**Tugas Kerja 1:** Menurut Ruby dalam teks tentang keamanan siber pemerintah, apa saja yang sebaiknya dimiliki atau diikuti oleh masing-masing instansi pemerintah? Sebutkan semuanya.
**Tugas Kerja 2:** Perpanjang teks tentang keamanan siber pemerintah. Mulailah setelah kalimat terakhirnya.

**Kutipan Teks:**
Pakar forensik digital, Ruby Alamsyah, menambahkan, jika aspek keamanan siber pemerintah tidak segera dibenahi, ini juga akan membuat citra buruk bagi lembaga negara. Lembaga negara akan dianggap tidak serius dalam penanganan sistem teknologi informasi (information technology/IT) mereka.
”Padahal, anggaran mereka besar-besar,” ujarnya.
Selain itu, lanjut Ruby, peran serta BSSN semakin dipertanyakan. Sebab, sejak lembaga itu berdiri empat tahun lalu, ternyata hal sederhana terkait standar teknis dan prosedur keamanan sistem IT pemerintah belum juga selesai.
”Padahal, ini merupakan salah satu tugas utama BSSN sebagai badan koordinator di bidang keamanan siber instansi pemerintah,” kata Ruby.
Perbaikan keamanan
Untuk itu, menurut Ruby, instansi pemerintah tidak bisa hanya mengandalkan BSSN. Sebaiknya, masing-masing instansi pemerintah, terutama instansi yang strategis dan berisiko tinggi, harus memiliki tim keamanan IT serta mengikuti standar keamanan internasional dan praktik terbaikdi industri.

**Data Tersedia:**
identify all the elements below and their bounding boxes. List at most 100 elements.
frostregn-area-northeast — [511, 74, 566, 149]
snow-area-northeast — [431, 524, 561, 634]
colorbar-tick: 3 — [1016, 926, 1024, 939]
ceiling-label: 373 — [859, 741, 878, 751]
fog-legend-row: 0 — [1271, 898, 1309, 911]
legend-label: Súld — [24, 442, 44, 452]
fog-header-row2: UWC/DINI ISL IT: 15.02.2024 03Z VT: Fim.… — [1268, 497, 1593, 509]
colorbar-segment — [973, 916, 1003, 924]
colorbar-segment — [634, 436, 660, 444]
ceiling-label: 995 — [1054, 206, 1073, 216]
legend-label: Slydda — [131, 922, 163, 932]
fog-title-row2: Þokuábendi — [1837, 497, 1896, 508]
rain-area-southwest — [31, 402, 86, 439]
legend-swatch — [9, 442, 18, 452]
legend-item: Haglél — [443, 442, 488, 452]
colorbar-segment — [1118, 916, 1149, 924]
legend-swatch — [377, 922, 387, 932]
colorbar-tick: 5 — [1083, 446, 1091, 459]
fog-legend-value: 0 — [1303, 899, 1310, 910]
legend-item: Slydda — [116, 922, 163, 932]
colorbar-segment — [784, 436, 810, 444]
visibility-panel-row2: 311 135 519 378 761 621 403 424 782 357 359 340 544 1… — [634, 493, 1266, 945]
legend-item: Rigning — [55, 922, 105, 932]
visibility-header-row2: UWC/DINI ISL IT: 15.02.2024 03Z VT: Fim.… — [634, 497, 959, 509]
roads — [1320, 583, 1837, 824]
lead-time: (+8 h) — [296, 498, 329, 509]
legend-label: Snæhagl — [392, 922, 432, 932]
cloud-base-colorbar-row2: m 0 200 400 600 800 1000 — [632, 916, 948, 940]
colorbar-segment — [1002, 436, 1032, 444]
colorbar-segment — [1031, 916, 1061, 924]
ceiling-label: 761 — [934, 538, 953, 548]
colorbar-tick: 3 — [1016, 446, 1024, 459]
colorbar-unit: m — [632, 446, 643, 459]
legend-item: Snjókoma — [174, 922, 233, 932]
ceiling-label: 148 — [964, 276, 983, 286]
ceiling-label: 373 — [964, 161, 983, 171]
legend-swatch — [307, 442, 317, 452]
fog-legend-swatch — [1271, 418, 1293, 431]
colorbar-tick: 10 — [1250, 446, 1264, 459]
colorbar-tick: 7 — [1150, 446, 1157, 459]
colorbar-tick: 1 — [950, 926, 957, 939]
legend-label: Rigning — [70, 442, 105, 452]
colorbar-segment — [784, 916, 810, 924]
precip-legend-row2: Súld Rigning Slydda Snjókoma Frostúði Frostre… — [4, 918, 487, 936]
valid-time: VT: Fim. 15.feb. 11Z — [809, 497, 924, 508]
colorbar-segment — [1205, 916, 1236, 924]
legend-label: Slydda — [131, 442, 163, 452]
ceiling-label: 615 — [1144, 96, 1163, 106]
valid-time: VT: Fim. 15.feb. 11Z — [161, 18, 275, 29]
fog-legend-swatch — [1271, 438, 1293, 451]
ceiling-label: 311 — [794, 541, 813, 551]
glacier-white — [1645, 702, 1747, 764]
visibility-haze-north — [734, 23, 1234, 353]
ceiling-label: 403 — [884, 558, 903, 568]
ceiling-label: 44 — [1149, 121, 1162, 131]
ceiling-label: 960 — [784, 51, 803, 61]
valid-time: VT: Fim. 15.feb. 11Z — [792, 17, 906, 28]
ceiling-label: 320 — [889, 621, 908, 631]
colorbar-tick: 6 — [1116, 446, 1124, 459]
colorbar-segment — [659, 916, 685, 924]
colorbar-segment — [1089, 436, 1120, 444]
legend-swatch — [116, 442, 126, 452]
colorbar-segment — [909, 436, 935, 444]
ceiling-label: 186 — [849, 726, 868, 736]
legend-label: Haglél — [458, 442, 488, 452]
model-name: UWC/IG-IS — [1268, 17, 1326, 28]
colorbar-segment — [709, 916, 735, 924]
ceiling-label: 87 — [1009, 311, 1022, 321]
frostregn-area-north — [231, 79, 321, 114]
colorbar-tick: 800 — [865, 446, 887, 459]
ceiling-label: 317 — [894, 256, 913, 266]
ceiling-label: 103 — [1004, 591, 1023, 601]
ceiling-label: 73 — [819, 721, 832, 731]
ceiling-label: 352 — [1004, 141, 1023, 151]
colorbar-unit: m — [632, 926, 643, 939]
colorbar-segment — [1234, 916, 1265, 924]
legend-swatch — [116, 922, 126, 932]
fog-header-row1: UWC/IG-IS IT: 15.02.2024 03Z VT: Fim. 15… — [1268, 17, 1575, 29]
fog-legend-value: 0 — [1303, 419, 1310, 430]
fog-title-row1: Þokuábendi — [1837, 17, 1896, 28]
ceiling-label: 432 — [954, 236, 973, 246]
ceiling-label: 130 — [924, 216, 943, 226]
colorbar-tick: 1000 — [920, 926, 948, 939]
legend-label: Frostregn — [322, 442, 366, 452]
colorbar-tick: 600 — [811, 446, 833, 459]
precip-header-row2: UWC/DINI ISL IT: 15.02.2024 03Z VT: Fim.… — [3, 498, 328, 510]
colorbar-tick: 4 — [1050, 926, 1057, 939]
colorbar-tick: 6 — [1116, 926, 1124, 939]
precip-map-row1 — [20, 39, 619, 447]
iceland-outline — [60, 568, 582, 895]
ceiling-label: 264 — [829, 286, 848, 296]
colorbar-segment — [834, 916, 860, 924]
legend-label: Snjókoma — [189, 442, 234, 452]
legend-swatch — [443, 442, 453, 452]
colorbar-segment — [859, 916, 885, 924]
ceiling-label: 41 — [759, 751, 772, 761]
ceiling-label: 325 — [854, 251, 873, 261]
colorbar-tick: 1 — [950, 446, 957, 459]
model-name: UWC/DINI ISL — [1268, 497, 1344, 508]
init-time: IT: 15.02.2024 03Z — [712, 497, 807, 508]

**Jawaban Akhir 1:**
- Tim keamanan IT
- Standar keamanan internasional
- Praktik terbaik di industri

**Jawaban Akhir 2:**
Adapun instansi-instansi yang masuk dalam kategori infrastruktur kritikal meliputi penegakan hukum, energi dan sumber daya mineral, transportasi, keuangan dan perbankan, kesehatan, teknologi informasi dan komunikasi, pangan, pertahanan dan industri strategis, layanan darurat atau sosial, serta sumber daya air.
”Ini agar mereka bisa mengoptimalkan keamanan IT mereka serta bisa menjadi garda terdepan dalam setiap terjadi insiden keamanan siber,” ujar Ruby.
Novel sependapat dengan Ruby. Peningkatan keamanan siber seharusnya dapat dimulai dari instansi pemerintah sendiri tanpa harus menunggu BSSN. Peran BSSN hanya sebatas merumuskan panduan tata kelola dan manajemen keamanan siber serta melakukan audit berkala untuk mendorong lembaga negara memenuhi standar minimal yang ditetapkan pemerintah.
”Sisanya, setiap lembaga negara harus bekerja keras,” ucap Novel.
Ia menyebut, setidaknya ada empat aspek lain yang patut dibenahi secara keberlanjutan terkait keamanan siber oleh lembaga negara. Pertama, aspek kepemimpinan. Aspek kepemimpinan ini berkaitan dengan mindset dan decision making process dalam mengelola keamanan siber pada kementerian/lembaga.
Hal ini terkait kepemimpinan pada pejabat yang ditugaskan bertanggung jawab dalam keamanan siber di organisasinya.
Kedua, aspek sumber daya manusia keamanan siber. Hal ini berkaitan dengan anggota tim yang terlibat dan menjalankan aspek tata kelola dan aspek manajemen.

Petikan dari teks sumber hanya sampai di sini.